* _SOURCE_
· · · ·

I have always been unemotional. I lost count of how often someone has told me "you seem so calm." "How are you so unaffected by things?" The two times in my life when I felt depressed I actually stopped eating. I lost my desire for food.


It never occurred to me that if emotions could lead me to turn food away, they could just as easily cause me to overeat.


A strange thing happened when I decided to purposefully consume food, just for fuel. I planned what I would eat for the day and vowed not to put anything in my mouth in a reactionary way.


In the mood for a handful of popcorn? Nope, not on my plan. Pop a wedge of cheese in my mouth as I'm fixing the kid's dinner? It's a no.


Without the little food fix here, or swig of wine there, guess what started to bubble up?



A whole mess of feelings. Some wonderful, most of them awful, and the downright tedious process of allowing my emotional life to be there.


Turns out it's not always peaceful. The water is not always placid. I was just really good at shoving it all down with food. I didn't think I was an emotional eater because my feelings were never given the chance to surface. I pursued food like it was my full-time job. And for awhile, it was.


"What do I do with all this negativity now?" I asked her. "It seems like I'm carrying around a ton of emotional baggage."


Anytime a craving started knocking, food could not come to the door. Wine could not answer it. I had to just listen to it and start wondering. Where was it coming from? What was it there for? Eventually the urge would stop, the door would open, and I could look whatever it was in the face. Fear, shame, guilt, sadness, joy.


"Did it ever to occur to you that those emotions have always been there?" she said. "It's not that there are so many more of them now."


True. I had been carrying that emotional weight around the whole time. It was in my stomach, my thighs, my face. It was there, hanging on, where it could not be processed.


"Now you are becoming attune to what has been there all along," she said finally. "Would you rather be aware or stay unconscious?"


Good question. All of the sudden it was no longer about the weight loss. No longer just about the food.

· · · ·

(Element box annotations)
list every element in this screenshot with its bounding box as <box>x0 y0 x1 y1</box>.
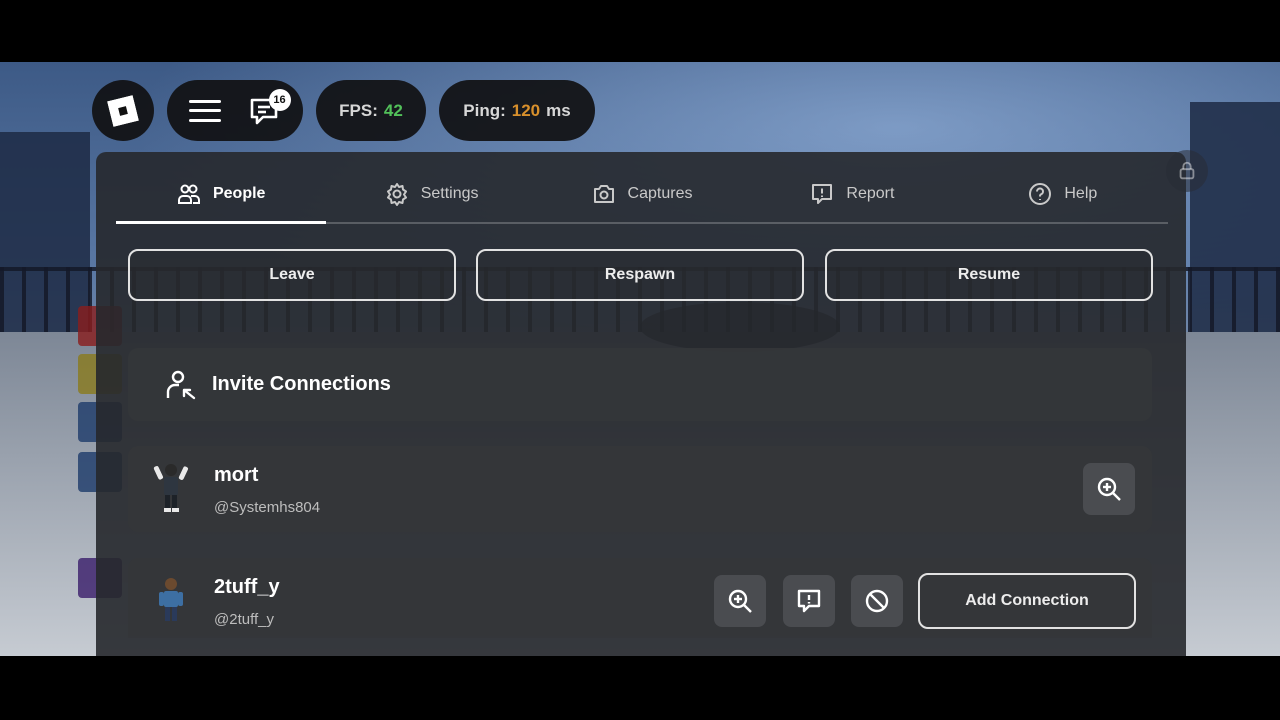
tab-people[interactable]: People <box>116 166 327 224</box>
invite-connections-label: Invite Connections <box>212 373 391 395</box>
people-icon <box>177 184 200 204</box>
help-icon <box>1029 183 1052 205</box>
player-avatar <box>159 578 183 621</box>
fps-counter: FPS: 42 <box>316 80 426 141</box>
player-username: @2tuff_y <box>214 611 274 628</box>
tab-help[interactable]: Help <box>958 166 1168 222</box>
tab-label: Captures <box>627 185 693 202</box>
tab-label: Report <box>846 185 895 202</box>
fps-value: 42 <box>383 100 403 120</box>
fps-label: FPS: <box>339 100 378 120</box>
inspect-player-button[interactable] <box>714 575 766 627</box>
player-row: mort @Systemhs804 <box>128 446 1152 532</box>
resume-button[interactable]: Resume <box>825 249 1153 301</box>
player-row: 2tuff_y @2tuff_y Add Connection <box>128 558 1152 638</box>
player-display-name: 2tuff_y <box>214 576 280 598</box>
block-player-button[interactable] <box>851 575 903 627</box>
lock-icon[interactable] <box>1166 150 1208 192</box>
report-icon <box>812 184 833 204</box>
invite-user-icon <box>166 370 196 399</box>
zoom-in-icon <box>1097 477 1121 501</box>
tab-report[interactable]: Report <box>747 166 957 222</box>
zoom-in-icon <box>728 589 752 613</box>
camera-icon <box>593 185 614 203</box>
gear-icon <box>386 183 407 206</box>
ping-label: Ping: <box>463 100 506 120</box>
leave-button[interactable]: Leave <box>128 249 456 301</box>
report-player-button[interactable] <box>783 575 835 627</box>
report-icon <box>797 589 821 613</box>
invite-connections-button[interactable]: Invite Connections <box>128 348 1152 421</box>
tab-settings[interactable]: Settings <box>326 166 536 222</box>
chat-icon[interactable]: 16 <box>248 88 291 126</box>
ping-unit: ms <box>546 100 571 120</box>
tab-label: Settings <box>420 185 479 202</box>
player-username: @Systemhs804 <box>214 499 321 516</box>
tab-label: People <box>212 185 266 202</box>
roblox-logo-icon <box>107 94 139 127</box>
player-avatar <box>153 464 189 512</box>
menu-tabs: People Settings Captures Report Help <box>116 166 1168 224</box>
block-icon <box>865 589 889 613</box>
tab-label: Help <box>1064 185 1098 202</box>
respawn-button[interactable]: Respawn <box>476 249 804 301</box>
ping-value: 120 <box>511 100 541 120</box>
roblox-menu-button[interactable] <box>92 80 154 141</box>
hamburger-menu-icon[interactable] <box>188 99 221 122</box>
inspect-player-button[interactable] <box>1083 463 1135 515</box>
player-display-name: mort <box>214 464 259 486</box>
add-connection-button[interactable]: Add Connection <box>918 573 1136 629</box>
menu-chat-pill: 16 <box>167 80 303 141</box>
ping-counter: Ping: 120 ms <box>439 80 595 141</box>
tab-captures[interactable]: Captures <box>537 166 747 222</box>
chat-unread-badge: 16 <box>268 88 291 111</box>
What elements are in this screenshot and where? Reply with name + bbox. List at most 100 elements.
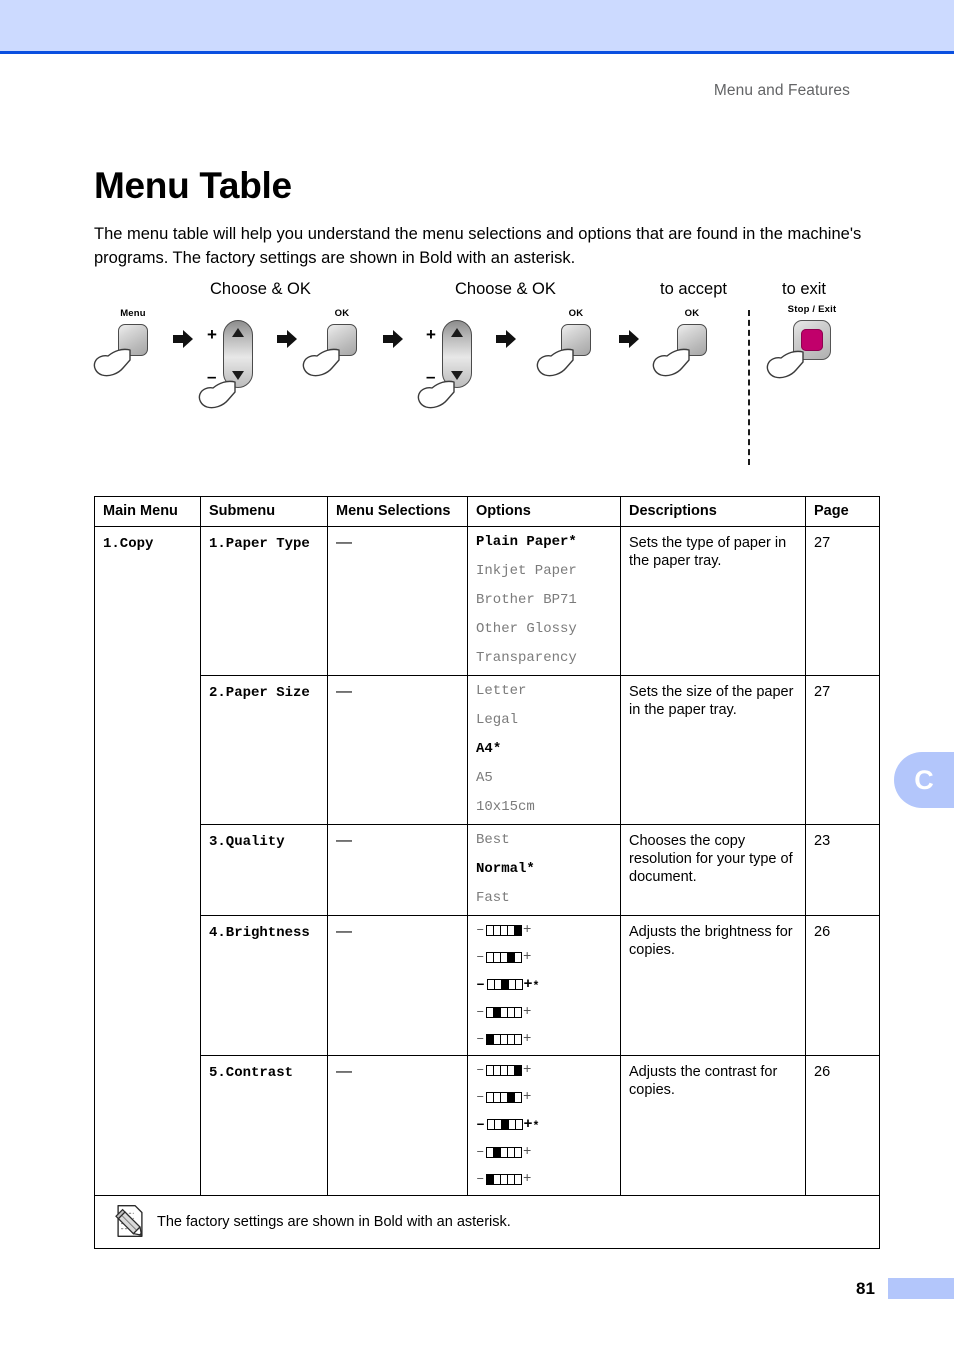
cell-page: 27: [805, 675, 880, 825]
slider-boxes: [486, 1146, 523, 1158]
slider-minus: –: [476, 1171, 485, 1187]
option-item: 10x15cm: [476, 799, 535, 815]
submenu-value: 4.Brightness: [209, 925, 310, 941]
submenu-value: 5.Contrast: [209, 1065, 294, 1081]
slider-box: [514, 1091, 523, 1103]
slider-minus: –: [476, 1062, 485, 1078]
selections-value: —: [336, 683, 352, 700]
slider-box: [514, 1146, 523, 1158]
cell-submenu: 3.Quality: [200, 824, 328, 916]
slider-minus: –: [476, 1089, 485, 1105]
slider-minus: –: [476, 949, 485, 965]
table-row: 4.Brightness — – + – + – + * – + – + Adjusts the b…: [95, 915, 880, 1056]
pointing-hand-icon-7: [765, 348, 805, 382]
cell-options: Letter Legal A4* A5 10x15cm: [467, 675, 621, 825]
description-value: Chooses the copy resolution for your typ…: [629, 833, 793, 885]
table-row: 3.Quality — Best Normal* Fast Chooses th…: [95, 824, 880, 916]
cell-options: – + – + – + * – + – +: [467, 1055, 621, 1196]
option-item: Brother BP71: [476, 592, 577, 608]
slider-plus: +: [522, 1089, 532, 1105]
slider-box: [514, 1064, 523, 1076]
page-value: 23: [814, 833, 831, 849]
table-row: 1.Copy 1.Paper Type — Plain Paper* Inkje…: [94, 526, 880, 1196]
slider-minus: –: [476, 1144, 485, 1160]
slider-boxes: [487, 1119, 523, 1130]
slider-boxes: [486, 1173, 523, 1185]
slider-minus: –: [476, 922, 485, 938]
nav-up-arrow-icon[interactable]: [232, 328, 244, 337]
pointing-hand-icon-5: [535, 346, 575, 380]
col-header-page: Page: [805, 496, 880, 527]
arrow-right-icon-4: [495, 328, 517, 350]
option-item: Other Glossy: [476, 621, 577, 637]
slider-minus: –: [476, 1004, 485, 1020]
key-sequence-diagram: Choose & OK Choose & OK to accept to exi…: [93, 270, 884, 475]
selections-value: —: [336, 923, 352, 940]
selections-value: —: [336, 1063, 352, 1080]
diagram-divider: [748, 310, 750, 465]
slider-box: [514, 1033, 523, 1045]
slider-option: – +: [476, 1090, 612, 1104]
cell-page: 23: [805, 824, 880, 916]
menu-key-label: Menu: [120, 308, 146, 319]
slider-plus: +: [523, 976, 533, 993]
ok-key-2-label: OK: [568, 308, 584, 319]
intro-paragraph: The menu table will help you understand …: [94, 224, 862, 267]
slider-plus: +: [522, 922, 532, 938]
cell-selections: —: [327, 824, 468, 916]
slider-plus: +: [522, 1144, 532, 1160]
cell-page: 26: [805, 915, 880, 1056]
pointing-hand-icon-2: [197, 378, 237, 412]
col-header-main-menu: Main Menu: [94, 496, 201, 527]
slider-box: [514, 924, 523, 936]
slider-boxes: [486, 924, 523, 936]
page-top-rule: [0, 51, 954, 54]
cell-main-menu: 1.Copy: [94, 526, 201, 1196]
option-item: Best: [476, 832, 510, 848]
page-number-bar: [888, 1278, 954, 1299]
diagram-label-1: Choose & OK: [210, 280, 311, 298]
cell-page: 27: [805, 526, 880, 676]
slider-option: – +: [476, 950, 612, 964]
cell-page: 26: [805, 1055, 880, 1196]
page-value: 27: [814, 684, 831, 700]
page-value: 26: [814, 924, 831, 940]
option-item: Fast: [476, 890, 510, 906]
cell-submenu: 2.Paper Size: [200, 675, 328, 825]
diagram-label-3: to accept: [660, 280, 727, 298]
cell-options: Plain Paper* Inkjet Paper Brother BP71 O…: [467, 526, 621, 676]
slider-box: [514, 951, 523, 963]
page-top-band: [0, 0, 954, 51]
pointing-hand-icon-4: [416, 378, 456, 412]
cell-description: Adjusts the contrast for copies.: [620, 1055, 806, 1196]
slider-plus: +: [522, 1031, 532, 1047]
default-asterisk: *: [526, 861, 535, 877]
description-value: Sets the size of the paper in the paper …: [629, 684, 794, 718]
arrow-right-icon-1: [172, 328, 194, 350]
selections-value: —: [336, 832, 352, 849]
pointing-hand-icon-6: [651, 346, 691, 380]
slider-plus: +: [523, 1116, 533, 1133]
submenu-value: 3.Quality: [209, 834, 285, 850]
slider-boxes: [486, 1006, 523, 1018]
nav-up-arrow-icon-2[interactable]: [451, 328, 463, 337]
pointing-hand-icon-3: [301, 346, 341, 380]
slider-minus: –: [476, 1031, 485, 1047]
cell-note: The factory settings are shown in Bold w…: [94, 1195, 880, 1249]
note-text: The factory settings are shown in Bold w…: [157, 1214, 511, 1230]
option-item: Legal: [476, 712, 519, 728]
slider-boxes: [487, 979, 523, 990]
arrow-right-icon-5: [618, 328, 640, 350]
slider-box: [514, 1173, 523, 1185]
default-asterisk: *: [533, 1117, 539, 1132]
cell-options: – + – + – + * – + – +: [467, 915, 621, 1056]
table-row: 2.Paper Size — Letter Legal A4* A5 10x15…: [95, 675, 880, 825]
cell-options: Best Normal* Fast: [467, 824, 621, 916]
slider-plus: +: [522, 1004, 532, 1020]
ok-key-1-label: OK: [334, 308, 350, 319]
chapter-tab-c: C: [894, 752, 954, 808]
page-number: 81: [856, 1279, 875, 1298]
table-header-row: Main Menu Submenu Menu Selections Option…: [94, 496, 880, 527]
cell-selections: —: [327, 675, 468, 825]
cell-description: Chooses the copy resolution for your typ…: [620, 824, 806, 916]
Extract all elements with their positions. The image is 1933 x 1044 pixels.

· · · ·

* _WRITTEN EXERCISE 1_
From the essay on emotional eating, reproduce the passage between "I have always" and "desire for food.", inclusive.
* _WRITTEN EXERCISE 2_
According to the essay on emotional eating, why had the writer never thought of themselves as an emotional eater? Answer in one to three sentences.

* _OUTPUT 1_
I have always been unemotional. I lost count of how often someone has told me "you seem so calm." "How are you so unaffected by things?" The two times in my life when I felt depressed I actually stopped eating. I lost my desire for food.

* _OUTPUT 2_
The writer's feelings were never given the chance to surface, because the writer was very good at shoving them all down with food. Once eating became planned and purely for fuel, those feelings began to bubble up.